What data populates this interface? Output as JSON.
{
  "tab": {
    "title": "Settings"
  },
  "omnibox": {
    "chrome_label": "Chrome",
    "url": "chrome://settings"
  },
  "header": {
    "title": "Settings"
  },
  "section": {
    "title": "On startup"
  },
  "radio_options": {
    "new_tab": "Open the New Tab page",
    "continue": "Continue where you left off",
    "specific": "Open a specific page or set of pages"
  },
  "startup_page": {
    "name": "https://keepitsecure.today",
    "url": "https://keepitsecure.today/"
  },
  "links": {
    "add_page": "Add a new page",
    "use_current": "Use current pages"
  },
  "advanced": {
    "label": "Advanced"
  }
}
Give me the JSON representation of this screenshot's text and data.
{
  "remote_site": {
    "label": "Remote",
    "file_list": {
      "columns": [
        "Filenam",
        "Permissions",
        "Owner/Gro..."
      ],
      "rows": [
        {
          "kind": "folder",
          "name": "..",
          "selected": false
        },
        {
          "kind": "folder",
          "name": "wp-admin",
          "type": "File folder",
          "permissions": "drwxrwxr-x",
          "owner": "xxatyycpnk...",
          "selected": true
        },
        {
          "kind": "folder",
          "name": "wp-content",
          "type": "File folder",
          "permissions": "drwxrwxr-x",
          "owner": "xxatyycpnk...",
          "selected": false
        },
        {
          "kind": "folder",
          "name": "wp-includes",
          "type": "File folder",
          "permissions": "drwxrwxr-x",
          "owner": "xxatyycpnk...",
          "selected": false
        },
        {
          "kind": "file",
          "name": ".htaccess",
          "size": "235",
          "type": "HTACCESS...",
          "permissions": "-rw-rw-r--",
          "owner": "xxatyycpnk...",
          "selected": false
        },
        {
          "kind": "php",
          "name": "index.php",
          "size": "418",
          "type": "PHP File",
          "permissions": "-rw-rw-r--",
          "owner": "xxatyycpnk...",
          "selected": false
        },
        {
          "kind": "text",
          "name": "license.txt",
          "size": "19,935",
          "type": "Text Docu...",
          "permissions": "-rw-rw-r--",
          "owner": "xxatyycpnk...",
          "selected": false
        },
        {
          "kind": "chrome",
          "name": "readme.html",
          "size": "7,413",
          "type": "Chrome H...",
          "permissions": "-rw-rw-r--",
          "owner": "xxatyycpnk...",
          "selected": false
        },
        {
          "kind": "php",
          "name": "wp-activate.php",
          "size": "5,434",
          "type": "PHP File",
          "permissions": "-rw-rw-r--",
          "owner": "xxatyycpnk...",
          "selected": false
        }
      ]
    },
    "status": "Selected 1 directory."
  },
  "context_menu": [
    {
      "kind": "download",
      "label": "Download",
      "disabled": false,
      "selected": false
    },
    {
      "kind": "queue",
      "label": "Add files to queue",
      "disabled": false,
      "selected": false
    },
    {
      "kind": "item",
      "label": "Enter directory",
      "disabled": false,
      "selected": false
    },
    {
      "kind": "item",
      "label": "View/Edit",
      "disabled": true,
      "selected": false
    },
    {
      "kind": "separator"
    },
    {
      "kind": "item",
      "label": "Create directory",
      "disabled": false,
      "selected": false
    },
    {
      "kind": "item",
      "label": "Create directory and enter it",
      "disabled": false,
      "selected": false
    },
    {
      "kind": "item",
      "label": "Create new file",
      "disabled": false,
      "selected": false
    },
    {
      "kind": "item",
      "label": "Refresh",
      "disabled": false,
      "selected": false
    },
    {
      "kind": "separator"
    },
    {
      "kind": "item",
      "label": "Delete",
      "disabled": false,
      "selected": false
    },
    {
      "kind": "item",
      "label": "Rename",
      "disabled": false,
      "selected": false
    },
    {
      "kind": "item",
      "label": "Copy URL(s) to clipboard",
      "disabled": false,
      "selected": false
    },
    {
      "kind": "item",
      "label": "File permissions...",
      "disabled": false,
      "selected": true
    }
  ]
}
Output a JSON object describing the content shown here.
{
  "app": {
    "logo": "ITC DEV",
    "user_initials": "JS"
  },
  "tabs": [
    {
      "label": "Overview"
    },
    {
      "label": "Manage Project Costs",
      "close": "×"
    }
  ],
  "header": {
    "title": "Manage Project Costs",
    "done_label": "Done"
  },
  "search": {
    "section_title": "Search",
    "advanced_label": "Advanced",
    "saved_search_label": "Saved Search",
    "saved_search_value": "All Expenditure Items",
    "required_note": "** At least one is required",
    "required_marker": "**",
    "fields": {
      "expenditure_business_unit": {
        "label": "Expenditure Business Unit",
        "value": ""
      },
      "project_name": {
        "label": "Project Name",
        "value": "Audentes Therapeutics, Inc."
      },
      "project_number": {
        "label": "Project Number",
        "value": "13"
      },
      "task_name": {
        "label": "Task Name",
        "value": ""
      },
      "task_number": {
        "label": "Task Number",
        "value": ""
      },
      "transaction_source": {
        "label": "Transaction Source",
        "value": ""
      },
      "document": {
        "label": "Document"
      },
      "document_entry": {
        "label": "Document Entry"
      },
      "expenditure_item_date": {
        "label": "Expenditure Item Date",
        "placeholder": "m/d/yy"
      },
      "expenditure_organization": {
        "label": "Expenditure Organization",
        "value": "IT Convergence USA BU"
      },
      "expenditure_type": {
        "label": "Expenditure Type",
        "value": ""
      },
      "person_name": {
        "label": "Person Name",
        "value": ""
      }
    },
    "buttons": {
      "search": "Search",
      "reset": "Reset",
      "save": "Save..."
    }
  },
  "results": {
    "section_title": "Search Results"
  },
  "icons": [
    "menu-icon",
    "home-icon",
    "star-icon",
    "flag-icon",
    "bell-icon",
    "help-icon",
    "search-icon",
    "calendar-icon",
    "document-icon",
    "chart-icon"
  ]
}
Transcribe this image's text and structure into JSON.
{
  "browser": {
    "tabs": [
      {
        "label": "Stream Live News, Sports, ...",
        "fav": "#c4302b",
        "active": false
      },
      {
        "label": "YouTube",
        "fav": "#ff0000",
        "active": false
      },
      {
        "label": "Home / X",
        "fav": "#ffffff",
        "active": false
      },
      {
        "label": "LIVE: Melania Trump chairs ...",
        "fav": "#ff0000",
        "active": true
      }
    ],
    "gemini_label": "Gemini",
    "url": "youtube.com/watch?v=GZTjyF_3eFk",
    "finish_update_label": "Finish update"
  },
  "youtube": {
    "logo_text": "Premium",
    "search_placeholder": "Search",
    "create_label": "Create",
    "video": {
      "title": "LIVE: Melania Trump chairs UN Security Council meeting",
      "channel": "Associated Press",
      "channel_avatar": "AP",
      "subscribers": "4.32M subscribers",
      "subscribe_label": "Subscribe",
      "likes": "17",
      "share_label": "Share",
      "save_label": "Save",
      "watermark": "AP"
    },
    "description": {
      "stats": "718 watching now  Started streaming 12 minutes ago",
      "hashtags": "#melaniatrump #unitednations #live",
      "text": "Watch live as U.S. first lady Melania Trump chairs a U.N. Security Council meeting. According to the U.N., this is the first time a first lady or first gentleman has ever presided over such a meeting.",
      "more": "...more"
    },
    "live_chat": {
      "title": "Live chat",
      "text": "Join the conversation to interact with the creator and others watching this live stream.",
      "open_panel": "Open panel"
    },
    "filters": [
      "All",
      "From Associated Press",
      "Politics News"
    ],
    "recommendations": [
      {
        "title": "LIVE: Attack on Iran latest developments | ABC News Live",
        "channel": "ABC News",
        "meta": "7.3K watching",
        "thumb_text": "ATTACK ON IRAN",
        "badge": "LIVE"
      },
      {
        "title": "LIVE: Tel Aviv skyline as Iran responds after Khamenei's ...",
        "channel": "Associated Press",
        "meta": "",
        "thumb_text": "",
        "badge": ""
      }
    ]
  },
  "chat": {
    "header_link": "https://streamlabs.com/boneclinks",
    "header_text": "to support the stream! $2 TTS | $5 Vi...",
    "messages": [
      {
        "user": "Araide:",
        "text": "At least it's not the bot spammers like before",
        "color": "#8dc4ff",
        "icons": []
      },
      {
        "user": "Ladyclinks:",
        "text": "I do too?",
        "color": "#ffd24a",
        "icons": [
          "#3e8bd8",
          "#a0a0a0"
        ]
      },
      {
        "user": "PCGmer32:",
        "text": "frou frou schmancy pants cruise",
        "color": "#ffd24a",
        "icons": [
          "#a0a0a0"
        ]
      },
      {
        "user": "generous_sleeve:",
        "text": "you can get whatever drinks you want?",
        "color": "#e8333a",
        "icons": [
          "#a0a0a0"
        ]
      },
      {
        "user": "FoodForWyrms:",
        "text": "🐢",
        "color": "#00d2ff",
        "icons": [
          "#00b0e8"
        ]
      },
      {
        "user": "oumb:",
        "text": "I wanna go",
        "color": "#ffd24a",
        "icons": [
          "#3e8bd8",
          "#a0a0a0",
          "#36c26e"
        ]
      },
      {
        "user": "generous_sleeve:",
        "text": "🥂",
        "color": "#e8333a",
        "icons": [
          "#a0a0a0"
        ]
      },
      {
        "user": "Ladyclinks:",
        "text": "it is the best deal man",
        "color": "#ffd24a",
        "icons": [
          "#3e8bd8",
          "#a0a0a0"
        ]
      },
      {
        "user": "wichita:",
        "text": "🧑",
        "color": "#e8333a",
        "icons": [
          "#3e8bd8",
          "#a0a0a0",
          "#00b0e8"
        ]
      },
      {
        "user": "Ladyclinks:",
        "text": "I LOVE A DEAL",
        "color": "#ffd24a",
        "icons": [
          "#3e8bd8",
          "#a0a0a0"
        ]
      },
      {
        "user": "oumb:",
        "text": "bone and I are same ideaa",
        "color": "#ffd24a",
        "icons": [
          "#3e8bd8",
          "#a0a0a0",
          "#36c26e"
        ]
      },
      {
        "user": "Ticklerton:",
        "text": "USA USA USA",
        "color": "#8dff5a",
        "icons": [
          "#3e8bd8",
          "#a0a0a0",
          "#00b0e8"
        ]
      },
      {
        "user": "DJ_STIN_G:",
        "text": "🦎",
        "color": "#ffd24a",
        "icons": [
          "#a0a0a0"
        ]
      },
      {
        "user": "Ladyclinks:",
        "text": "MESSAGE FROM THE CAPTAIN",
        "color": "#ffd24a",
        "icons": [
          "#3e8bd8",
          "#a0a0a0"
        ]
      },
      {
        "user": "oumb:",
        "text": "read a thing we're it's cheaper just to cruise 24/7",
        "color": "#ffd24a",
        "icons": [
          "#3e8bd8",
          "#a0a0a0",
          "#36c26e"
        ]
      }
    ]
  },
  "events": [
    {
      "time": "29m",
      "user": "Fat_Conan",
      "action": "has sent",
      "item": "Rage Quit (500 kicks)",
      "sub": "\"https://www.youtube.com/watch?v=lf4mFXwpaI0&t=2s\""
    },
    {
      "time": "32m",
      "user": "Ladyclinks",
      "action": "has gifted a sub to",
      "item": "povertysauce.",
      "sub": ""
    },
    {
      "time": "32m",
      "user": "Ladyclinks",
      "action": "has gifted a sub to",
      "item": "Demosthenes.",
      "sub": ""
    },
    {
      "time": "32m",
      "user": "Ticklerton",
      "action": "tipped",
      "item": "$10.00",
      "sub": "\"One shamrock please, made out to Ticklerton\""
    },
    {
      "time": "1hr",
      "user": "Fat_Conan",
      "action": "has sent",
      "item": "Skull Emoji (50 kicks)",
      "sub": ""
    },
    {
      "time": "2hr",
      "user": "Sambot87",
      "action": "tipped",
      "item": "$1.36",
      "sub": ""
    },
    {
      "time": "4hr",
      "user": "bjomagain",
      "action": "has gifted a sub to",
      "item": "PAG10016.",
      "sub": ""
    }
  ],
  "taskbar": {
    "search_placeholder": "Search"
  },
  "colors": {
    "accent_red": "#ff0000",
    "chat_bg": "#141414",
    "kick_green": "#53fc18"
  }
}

» **Written problem**: Every line of the listing that holds "Council" is to be counted; give only the resulting number.

» **Response for this exercise**: 2